Problem details:
The entries below should be output exactly as written.

Provided records:
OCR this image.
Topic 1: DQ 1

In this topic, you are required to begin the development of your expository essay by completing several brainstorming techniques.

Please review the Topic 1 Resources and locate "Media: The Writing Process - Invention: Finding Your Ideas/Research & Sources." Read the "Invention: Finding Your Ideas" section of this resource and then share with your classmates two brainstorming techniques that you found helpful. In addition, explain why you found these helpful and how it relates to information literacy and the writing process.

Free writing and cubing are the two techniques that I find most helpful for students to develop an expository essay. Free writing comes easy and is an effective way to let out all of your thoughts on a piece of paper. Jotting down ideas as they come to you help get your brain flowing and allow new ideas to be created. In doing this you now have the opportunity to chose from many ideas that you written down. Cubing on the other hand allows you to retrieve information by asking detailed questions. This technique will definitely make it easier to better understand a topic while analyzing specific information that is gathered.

Solution:
OCR this image.
Topic 1: DQ 1

In this topic, you are required to begin the development of your expository essay by completing several brainstorming techniques.

Please review the Topic 1 Resources and locate "Media: The Writing Process - Invention: Finding Your Ideas/Research & Sources." Read the "Invention: Finding Your Ideas" section of this resource and then share with your classmates two brainstorming techniques that you found helpful. In addition, explain why you found these helpful and how it relates to information literacy and the writing process.

Free writing and cubing are the two techniques that I find most helpful for students to develop an expository essay. Free writing comes easy and is an effective way to let out all of your thoughts on a piece of paper. Jotting down ideas as they come to you help get your brain flowing and allow new ideas to be created. In doing this you now have the opportunity to chose from many ideas that you written down. Cubing on the other hand allows you to retrieve information by asking detailed questions. This technique will definitely make it easier to better understand a topic while analyzing specific information that is gathered.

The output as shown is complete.